### WHAT THE EXERCISE ASKS
From the entries below, gather every line containing the string "modèle".

(Stored entries)
○ ○ ○

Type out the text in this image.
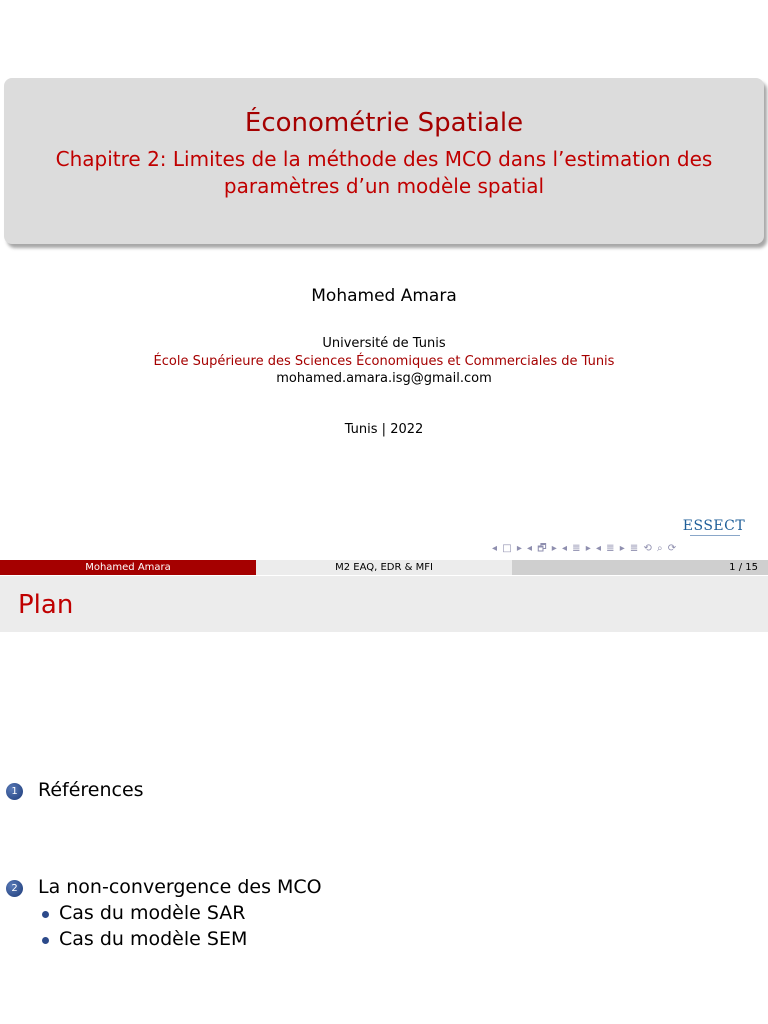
Économétrie Spatiale
Chapitre 2: Limites de la méthode des MCO dans l’estimation des paramètres d’un modèle spatial
Mohamed Amara
Université de Tunis
École Supérieure des Sciences Économiques et Commerciales de Tunis
mohamed.amara.isg@gmail.com
Tunis | 2022
ESSECT
◂ □ ▸ ◂ 🗗 ▸ ◂ ≣ ▸ ◂ ≣ ▸ ≣ ⟲ ⌕ ⟳
Mohamed Amara	M2 EAQ, EDR & MFI	1 / 15
Plan
1 Références
2 La non-convergence des MCO
Cas du modèle SAR
Cas du modèle SEM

○ ○ ○

### RESULT BELOW
Chapitre 2: Limites de la méthode des MCO dans l’estimation des paramètres d’un modèle spatial
Cas du modèle SAR
Cas du modèle SEM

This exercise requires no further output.